→ EXERCISE
Locate and copy each line in the data that contains the word "Index".

→ MATERIAL PROVIDED
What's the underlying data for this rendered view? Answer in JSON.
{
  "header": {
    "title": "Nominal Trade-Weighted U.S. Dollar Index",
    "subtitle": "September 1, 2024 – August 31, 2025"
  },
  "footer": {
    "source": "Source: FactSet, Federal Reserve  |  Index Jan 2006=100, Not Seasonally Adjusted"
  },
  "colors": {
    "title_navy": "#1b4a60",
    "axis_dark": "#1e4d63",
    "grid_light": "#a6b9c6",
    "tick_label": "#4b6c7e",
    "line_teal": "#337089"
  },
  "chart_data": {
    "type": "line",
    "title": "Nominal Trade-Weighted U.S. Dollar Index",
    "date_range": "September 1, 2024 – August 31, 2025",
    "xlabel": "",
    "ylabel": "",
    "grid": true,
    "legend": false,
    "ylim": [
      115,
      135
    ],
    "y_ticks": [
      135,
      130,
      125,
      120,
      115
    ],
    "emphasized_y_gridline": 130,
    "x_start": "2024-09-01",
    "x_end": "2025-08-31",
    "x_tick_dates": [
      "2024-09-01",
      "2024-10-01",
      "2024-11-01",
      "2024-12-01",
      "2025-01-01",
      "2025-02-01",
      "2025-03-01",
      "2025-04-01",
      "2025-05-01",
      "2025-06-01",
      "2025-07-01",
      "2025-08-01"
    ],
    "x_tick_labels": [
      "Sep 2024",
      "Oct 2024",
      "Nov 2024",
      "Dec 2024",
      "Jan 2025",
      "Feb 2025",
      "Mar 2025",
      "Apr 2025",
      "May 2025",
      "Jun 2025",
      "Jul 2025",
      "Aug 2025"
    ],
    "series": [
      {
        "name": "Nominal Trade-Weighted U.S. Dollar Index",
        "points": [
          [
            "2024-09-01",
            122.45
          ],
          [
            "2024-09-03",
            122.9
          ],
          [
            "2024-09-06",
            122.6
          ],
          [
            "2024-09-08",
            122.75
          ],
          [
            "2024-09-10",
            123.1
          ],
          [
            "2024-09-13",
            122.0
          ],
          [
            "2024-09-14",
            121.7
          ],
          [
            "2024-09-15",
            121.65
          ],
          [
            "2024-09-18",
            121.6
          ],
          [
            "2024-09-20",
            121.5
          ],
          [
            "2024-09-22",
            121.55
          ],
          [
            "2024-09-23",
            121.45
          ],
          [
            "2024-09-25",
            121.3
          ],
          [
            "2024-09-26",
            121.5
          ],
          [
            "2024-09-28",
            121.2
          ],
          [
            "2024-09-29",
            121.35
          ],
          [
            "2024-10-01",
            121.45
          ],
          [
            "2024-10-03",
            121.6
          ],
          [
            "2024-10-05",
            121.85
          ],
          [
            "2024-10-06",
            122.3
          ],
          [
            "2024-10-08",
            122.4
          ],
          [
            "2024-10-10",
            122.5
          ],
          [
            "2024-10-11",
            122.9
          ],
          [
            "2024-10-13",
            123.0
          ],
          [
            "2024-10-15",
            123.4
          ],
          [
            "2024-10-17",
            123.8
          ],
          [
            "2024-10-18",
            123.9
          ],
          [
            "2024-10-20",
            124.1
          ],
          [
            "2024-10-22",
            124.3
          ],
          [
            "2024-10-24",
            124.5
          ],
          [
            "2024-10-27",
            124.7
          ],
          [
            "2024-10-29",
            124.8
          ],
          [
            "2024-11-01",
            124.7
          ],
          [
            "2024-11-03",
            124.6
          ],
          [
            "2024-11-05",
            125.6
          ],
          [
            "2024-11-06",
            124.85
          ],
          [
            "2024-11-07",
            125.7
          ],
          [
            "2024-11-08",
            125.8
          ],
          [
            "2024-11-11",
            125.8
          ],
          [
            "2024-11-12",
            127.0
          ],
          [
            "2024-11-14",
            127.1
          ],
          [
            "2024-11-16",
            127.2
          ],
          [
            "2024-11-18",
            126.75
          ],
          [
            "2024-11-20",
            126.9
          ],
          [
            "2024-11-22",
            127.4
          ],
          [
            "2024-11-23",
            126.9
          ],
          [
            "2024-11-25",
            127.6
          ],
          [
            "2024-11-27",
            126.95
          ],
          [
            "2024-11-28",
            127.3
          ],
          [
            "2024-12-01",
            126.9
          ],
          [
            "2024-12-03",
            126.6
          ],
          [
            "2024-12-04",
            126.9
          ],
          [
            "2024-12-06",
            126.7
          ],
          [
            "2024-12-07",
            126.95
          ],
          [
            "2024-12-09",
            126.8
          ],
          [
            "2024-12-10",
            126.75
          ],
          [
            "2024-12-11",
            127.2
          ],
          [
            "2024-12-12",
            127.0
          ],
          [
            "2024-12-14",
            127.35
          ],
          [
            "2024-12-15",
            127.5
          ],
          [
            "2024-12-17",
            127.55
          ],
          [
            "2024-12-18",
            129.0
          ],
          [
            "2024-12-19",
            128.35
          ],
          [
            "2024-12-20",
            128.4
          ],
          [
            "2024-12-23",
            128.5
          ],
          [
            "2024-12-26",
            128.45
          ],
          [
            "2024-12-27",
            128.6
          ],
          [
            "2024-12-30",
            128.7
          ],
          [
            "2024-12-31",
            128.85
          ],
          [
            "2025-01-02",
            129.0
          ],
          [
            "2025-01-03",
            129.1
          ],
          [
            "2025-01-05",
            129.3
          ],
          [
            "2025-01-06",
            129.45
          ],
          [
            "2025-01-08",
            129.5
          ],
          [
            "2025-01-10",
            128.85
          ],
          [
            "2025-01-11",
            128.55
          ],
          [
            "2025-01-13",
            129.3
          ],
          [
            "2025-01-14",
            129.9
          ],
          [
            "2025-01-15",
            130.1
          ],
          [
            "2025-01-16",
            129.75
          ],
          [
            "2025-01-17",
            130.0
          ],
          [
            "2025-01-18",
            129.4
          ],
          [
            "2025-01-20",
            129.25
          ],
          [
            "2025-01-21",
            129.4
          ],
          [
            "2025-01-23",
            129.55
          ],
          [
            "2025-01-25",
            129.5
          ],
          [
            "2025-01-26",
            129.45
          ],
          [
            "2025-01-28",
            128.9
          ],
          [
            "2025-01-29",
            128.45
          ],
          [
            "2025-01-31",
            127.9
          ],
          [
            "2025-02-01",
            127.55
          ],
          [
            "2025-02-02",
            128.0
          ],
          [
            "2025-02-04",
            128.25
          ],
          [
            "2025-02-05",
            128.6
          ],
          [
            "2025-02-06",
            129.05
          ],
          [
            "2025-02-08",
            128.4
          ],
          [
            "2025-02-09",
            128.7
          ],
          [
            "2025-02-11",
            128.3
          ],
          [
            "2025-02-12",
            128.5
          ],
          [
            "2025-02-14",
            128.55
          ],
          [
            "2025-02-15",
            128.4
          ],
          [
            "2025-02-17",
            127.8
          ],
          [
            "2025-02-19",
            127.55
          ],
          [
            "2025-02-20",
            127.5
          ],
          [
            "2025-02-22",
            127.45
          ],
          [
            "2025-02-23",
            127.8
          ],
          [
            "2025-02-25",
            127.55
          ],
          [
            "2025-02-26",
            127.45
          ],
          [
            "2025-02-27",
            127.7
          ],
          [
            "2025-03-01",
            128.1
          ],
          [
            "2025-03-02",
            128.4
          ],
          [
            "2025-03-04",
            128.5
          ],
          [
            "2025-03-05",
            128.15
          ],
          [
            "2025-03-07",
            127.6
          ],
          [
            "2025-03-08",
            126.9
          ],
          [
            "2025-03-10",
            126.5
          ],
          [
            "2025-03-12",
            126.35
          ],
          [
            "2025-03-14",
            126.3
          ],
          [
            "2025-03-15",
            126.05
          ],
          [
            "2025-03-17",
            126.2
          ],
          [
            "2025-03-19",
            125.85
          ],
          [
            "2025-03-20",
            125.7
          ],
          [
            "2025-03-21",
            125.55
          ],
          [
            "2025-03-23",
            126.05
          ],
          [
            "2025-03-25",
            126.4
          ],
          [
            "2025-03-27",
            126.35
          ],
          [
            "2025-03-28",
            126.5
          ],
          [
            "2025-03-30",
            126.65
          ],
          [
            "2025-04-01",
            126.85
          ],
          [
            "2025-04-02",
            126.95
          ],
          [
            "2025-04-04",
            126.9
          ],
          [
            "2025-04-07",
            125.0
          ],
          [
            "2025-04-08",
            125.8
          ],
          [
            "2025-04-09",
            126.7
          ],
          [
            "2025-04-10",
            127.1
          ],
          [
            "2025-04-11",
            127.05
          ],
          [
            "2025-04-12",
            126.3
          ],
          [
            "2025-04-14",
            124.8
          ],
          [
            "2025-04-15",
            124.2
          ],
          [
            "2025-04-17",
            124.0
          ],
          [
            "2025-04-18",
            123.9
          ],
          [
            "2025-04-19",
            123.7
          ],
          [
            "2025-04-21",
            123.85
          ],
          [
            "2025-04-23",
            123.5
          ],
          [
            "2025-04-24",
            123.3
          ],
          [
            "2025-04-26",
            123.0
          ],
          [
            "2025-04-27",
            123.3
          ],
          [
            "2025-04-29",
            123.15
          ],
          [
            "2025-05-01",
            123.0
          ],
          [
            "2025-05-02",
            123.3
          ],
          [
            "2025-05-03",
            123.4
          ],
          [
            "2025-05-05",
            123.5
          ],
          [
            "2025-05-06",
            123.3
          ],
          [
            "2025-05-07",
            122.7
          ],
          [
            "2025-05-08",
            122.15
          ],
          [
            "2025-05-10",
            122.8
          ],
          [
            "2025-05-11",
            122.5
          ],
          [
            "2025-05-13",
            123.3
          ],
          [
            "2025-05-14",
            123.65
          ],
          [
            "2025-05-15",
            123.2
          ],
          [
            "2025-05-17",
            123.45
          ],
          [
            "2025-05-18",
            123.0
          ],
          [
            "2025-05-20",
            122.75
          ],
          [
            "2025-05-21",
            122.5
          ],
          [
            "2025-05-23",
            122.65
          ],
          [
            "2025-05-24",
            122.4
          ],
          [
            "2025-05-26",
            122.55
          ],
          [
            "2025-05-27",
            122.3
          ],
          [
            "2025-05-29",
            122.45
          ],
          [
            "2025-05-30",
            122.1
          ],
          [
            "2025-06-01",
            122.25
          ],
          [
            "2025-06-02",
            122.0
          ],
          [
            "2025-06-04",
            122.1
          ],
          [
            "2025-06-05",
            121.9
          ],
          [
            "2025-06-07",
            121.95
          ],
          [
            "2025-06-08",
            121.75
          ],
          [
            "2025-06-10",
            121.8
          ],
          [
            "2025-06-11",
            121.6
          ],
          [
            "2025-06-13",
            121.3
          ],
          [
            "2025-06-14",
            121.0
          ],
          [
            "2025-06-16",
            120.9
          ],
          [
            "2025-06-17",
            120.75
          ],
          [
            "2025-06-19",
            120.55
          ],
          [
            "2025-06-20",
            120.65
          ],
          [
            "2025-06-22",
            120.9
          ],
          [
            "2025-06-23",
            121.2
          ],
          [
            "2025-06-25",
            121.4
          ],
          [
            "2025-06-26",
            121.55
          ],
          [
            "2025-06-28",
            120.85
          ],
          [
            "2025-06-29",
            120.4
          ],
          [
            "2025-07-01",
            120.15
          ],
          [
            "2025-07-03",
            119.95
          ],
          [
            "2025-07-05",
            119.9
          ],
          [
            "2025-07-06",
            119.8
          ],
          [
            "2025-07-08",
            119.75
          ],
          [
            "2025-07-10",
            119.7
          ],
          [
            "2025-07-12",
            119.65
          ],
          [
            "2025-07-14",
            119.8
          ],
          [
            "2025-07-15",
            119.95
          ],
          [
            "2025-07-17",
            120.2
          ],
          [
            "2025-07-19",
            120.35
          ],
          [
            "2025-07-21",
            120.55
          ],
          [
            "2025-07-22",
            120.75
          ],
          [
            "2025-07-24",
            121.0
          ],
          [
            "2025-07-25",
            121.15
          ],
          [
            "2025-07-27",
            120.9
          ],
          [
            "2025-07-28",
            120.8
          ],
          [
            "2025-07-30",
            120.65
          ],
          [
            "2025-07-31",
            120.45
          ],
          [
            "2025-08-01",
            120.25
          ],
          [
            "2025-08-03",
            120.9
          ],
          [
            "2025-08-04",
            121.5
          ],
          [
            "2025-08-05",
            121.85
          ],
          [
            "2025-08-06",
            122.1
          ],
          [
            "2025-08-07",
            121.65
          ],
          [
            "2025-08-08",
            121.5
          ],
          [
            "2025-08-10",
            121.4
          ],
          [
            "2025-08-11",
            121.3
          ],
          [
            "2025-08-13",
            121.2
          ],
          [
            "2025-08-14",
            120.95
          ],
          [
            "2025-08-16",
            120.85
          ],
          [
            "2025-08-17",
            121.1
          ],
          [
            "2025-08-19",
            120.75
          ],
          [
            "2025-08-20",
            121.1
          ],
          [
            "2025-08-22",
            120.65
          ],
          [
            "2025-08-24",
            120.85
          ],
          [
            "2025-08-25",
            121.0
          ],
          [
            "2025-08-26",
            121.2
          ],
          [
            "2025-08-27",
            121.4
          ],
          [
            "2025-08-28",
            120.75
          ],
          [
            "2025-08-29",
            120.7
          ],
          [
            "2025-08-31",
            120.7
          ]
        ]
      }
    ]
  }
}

→ TASK OUTPUT
    "title": "Nominal Trade-Weighted U.S. Dollar Index",
    "source": "Source: FactSet, Federal Reserve  |  Index Jan 2006=100, Not Seasonally Adjusted"
    "title": "Nominal Trade-Weighted U.S. Dollar Index",
        "name": "Nominal Trade-Weighted U.S. Dollar Index",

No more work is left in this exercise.